** START Listed records **

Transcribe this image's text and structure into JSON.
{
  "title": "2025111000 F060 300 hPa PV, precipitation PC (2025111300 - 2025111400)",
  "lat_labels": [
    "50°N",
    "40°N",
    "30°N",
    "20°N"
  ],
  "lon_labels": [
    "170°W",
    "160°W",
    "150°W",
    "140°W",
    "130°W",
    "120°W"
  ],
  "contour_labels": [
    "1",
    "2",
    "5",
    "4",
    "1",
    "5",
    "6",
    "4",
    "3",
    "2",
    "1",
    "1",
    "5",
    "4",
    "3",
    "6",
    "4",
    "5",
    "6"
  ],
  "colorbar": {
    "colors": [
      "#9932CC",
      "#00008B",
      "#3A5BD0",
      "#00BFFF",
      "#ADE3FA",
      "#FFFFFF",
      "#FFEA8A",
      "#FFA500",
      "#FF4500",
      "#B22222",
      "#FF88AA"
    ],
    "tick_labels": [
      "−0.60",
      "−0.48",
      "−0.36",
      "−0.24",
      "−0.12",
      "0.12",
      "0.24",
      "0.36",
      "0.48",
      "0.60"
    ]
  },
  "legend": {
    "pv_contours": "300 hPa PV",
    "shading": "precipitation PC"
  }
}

** END Listed records **
** START Listed records **

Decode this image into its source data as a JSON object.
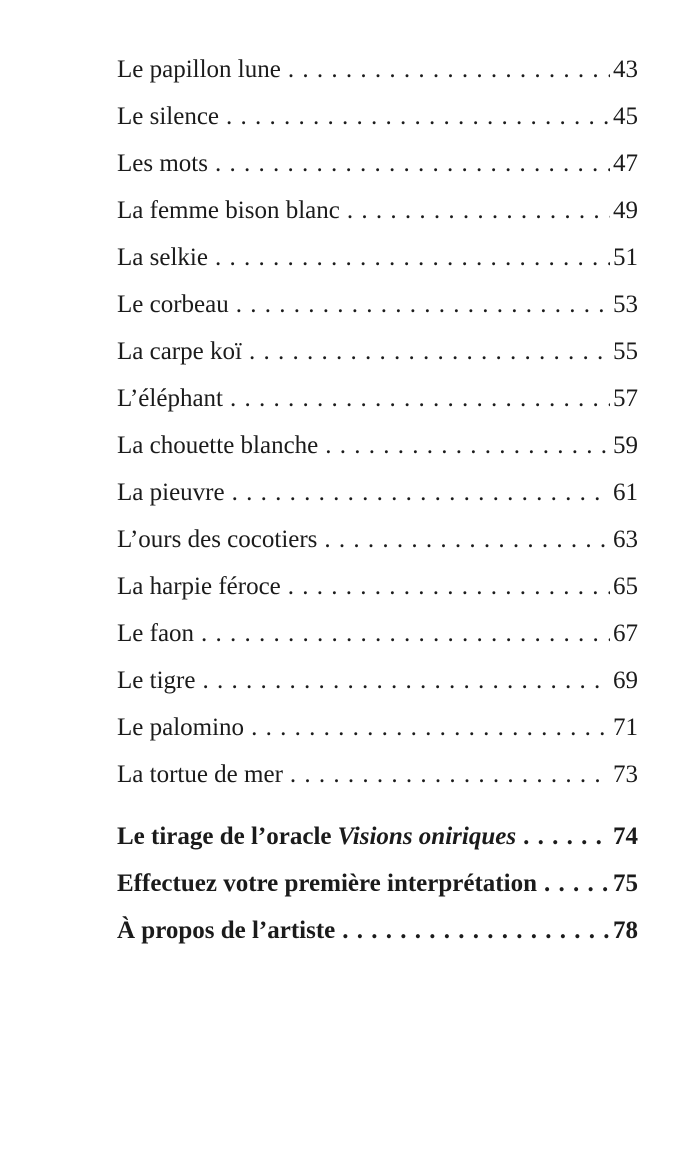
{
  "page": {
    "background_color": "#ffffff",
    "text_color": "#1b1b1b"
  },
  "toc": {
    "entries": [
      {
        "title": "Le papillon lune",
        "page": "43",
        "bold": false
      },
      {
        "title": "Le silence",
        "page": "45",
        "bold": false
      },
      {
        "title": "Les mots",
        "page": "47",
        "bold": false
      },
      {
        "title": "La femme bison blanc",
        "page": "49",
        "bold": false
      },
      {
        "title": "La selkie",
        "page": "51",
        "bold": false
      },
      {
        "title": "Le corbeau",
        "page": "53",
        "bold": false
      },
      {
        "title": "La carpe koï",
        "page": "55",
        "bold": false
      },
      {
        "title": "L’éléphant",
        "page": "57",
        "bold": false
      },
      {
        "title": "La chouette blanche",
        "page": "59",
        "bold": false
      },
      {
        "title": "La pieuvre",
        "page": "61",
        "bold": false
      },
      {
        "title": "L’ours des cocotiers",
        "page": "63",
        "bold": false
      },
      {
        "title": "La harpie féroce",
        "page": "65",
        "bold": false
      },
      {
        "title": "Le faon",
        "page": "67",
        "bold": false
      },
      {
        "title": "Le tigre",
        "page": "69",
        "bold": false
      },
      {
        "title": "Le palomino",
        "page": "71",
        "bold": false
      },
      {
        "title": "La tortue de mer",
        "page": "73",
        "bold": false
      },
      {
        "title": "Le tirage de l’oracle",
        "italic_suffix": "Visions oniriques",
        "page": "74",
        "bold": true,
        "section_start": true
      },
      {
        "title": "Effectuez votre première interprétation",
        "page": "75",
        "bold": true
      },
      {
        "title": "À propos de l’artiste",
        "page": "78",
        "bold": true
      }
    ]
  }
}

** END Listed records **
** START Listed records **

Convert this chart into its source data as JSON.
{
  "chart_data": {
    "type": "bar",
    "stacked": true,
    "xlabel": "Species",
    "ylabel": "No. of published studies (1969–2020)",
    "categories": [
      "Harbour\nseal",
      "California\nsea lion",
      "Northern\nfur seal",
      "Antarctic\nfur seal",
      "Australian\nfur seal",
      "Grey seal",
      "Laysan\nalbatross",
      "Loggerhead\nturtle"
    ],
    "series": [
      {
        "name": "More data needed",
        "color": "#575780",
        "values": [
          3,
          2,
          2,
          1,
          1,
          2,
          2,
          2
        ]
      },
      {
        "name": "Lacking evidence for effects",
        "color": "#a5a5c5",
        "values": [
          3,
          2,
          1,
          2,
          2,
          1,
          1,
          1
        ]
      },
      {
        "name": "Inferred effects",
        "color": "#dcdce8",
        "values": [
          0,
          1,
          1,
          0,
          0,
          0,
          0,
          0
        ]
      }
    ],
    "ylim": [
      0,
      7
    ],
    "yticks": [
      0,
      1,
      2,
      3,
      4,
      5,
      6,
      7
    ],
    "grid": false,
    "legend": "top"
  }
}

** END Listed records **

*Required task*. Provide only the count of lines in the data above that include the string "this".

*Finished answer*. 3